◆ Prompt
Without the pictures, write out all the lines below exactly as they appear.

◆ Data for this exercise
**********

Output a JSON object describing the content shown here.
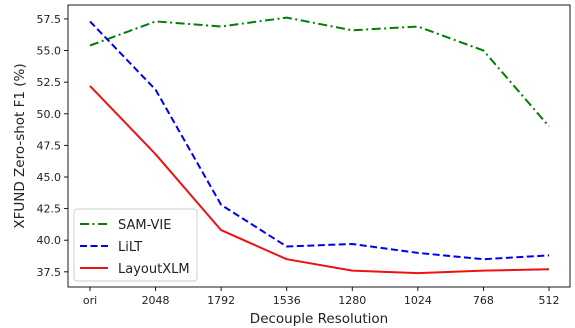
{
  "chart_data": {
    "type": "line",
    "xlabel": "Decouple Resolution",
    "ylabel": "XFUND Zero-shot F1 (%)",
    "categories": [
      "ori",
      "2048",
      "1792",
      "1536",
      "1280",
      "1024",
      "768",
      "512"
    ],
    "ylim": [
      36.3,
      58.6
    ],
    "yticks": [
      "37.5",
      "40.0",
      "42.5",
      "45.0",
      "47.5",
      "50.0",
      "52.5",
      "55.0",
      "57.5"
    ],
    "grid": false,
    "legend_position": "lower-left",
    "series": [
      {
        "name": "SAM-VIE",
        "color": "#008000",
        "style": "dashdot",
        "values": [
          55.4,
          57.3,
          56.9,
          57.6,
          56.6,
          56.9,
          55.0,
          49.0
        ]
      },
      {
        "name": "LiLT",
        "color": "#0000ee",
        "style": "dashed",
        "values": [
          57.3,
          51.9,
          42.8,
          39.5,
          39.7,
          39.0,
          38.5,
          38.8
        ]
      },
      {
        "name": "LayoutXLM",
        "color": "#ee1111",
        "style": "solid",
        "values": [
          52.2,
          46.8,
          40.8,
          38.5,
          37.6,
          37.4,
          37.6,
          37.7
        ]
      }
    ]
  }
}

**********

◆ Task response
Output a JSON object describing the content shown here.
{
  "chart_data": {
    "type": "line",
    "xlabel": "Decouple Resolution",
    "ylabel": "XFUND Zero-shot F1 (%)",
    "categories": [
      "ori",
      "2048",
      "1792",
      "1536",
      "1280",
      "1024",
      "768",
      "512"
    ],
    "ylim": [
      36.3,
      58.6
    ],
    "yticks": [
      "37.5",
      "40.0",
      "42.5",
      "45.0",
      "47.5",
      "50.0",
      "52.5",
      "55.0",
      "57.5"
    ],
    "grid": false,
    "legend_position": "lower-left",
    "series": [
      {
        "name": "SAM-VIE",
        "color": "#008000",
        "style": "dashdot",
        "values": [
          55.4,
          57.3,
          56.9,
          57.6,
          56.6,
          56.9,
          55.0,
          49.0
        ]
      },
      {
        "name": "LiLT",
        "color": "#0000ee",
        "style": "dashed",
        "values": [
          57.3,
          51.9,
          42.8,
          39.5,
          39.7,
          39.0,
          38.5,
          38.8
        ]
      },
      {
        "name": "LayoutXLM",
        "color": "#ee1111",
        "style": "solid",
        "values": [
          52.2,
          46.8,
          40.8,
          38.5,
          37.6,
          37.4,
          37.6,
          37.7
        ]
      }
    ]
  }
}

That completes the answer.